(Reading text)
+ + + +

Benchmarking EC2 Instances on CASFS+

September 24th, 2021

Abstract

Several EC2 instances are benchmarked on CASFS on AWS. Various statistics, such as time, memory usage, and cost, are compared on varying dataset sizes to help users determine which EC2 instance is the best for their specific use case.

Introduction

In our previous benchmarking analysis, we compared various Python dataframe libraries and compared their performance on a r5.24xlarge (96 cores, 768 GB memory) machine on CASFS+. In this testing, we found that using Pandas parallelized over several cores with Ray was the fastest process, since the process had a trivial way to parallelize the code.

With this paper, we run this process on several different EC2 instances of various types and sizes to try and make recommendations on which EC2 instance is best suited for the user's needs. First, we compared eight core machines, as these are commonly used for daily work. Then we compared 96 core machines, since these can be used for larger workloads.

+ + + +

(Data section)

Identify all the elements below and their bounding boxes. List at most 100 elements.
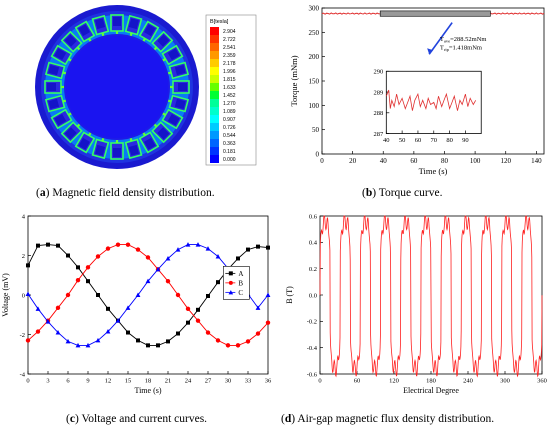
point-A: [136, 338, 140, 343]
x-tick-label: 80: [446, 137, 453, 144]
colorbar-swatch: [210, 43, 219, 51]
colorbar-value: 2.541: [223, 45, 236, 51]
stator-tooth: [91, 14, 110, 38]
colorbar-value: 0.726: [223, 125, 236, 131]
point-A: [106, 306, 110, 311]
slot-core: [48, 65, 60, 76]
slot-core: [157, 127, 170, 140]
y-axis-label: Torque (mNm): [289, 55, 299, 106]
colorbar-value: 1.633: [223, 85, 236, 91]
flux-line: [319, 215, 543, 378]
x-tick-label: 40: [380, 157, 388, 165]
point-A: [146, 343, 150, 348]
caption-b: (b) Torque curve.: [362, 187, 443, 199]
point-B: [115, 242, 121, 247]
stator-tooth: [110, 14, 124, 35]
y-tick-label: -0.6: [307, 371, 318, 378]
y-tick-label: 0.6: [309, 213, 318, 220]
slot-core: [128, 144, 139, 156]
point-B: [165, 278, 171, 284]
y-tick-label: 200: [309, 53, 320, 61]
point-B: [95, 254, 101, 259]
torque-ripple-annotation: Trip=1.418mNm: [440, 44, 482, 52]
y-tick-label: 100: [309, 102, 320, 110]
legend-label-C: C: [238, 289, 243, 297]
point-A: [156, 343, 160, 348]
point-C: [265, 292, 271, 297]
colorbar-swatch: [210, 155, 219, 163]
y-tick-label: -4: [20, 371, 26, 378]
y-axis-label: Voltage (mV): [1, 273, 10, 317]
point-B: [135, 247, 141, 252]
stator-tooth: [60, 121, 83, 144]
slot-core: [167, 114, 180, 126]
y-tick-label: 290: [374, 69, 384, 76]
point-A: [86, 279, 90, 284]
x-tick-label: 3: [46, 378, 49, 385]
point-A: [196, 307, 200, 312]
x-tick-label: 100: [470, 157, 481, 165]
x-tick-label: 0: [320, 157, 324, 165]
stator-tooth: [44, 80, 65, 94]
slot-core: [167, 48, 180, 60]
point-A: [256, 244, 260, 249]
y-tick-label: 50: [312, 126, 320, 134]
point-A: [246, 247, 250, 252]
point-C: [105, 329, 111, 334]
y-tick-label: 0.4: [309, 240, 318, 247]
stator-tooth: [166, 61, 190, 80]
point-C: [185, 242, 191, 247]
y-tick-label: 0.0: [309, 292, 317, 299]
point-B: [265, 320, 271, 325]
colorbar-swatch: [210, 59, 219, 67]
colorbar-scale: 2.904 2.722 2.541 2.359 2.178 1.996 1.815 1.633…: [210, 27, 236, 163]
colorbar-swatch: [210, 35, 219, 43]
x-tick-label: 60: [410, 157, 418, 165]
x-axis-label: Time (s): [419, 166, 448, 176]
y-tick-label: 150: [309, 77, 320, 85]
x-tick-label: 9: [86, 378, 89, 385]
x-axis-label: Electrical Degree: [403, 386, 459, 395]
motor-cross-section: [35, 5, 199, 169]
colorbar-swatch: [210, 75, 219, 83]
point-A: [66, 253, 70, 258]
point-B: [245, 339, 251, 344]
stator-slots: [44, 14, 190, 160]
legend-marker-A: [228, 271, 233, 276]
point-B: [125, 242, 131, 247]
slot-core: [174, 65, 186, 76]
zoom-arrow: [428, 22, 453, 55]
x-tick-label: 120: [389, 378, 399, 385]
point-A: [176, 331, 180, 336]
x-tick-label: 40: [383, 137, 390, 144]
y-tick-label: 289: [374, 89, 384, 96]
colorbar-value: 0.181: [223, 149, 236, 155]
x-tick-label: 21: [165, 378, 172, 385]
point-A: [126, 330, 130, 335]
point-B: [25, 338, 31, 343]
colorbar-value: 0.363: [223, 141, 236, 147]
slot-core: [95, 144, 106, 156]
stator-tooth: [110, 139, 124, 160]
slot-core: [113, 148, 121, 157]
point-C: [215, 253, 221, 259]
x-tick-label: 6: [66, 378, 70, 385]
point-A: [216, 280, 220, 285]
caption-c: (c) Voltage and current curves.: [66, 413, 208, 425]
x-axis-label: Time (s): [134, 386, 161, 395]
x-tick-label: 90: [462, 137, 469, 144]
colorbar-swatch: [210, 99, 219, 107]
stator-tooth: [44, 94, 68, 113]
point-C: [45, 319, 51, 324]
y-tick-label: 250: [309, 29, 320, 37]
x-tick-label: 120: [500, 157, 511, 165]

+ + + +

(Written problem A) Repeat word for word the stretch of the benchmarking text from "Several EC2 instances" through "specific use case.".
(Written problem B) Which statistics does the benchmarking text name as being compared on varying dataset sizes?
The listing isn't needed for this.

(Expected output A)
Several EC2 instances are benchmarked on CASFS on AWS. Various statistics, such as time, memory usage, and cost, are compared on varying dataset sizes to help users determine which EC2 instance is the best for their specific use case.

(Expected output B) Time, memory usage, and cost.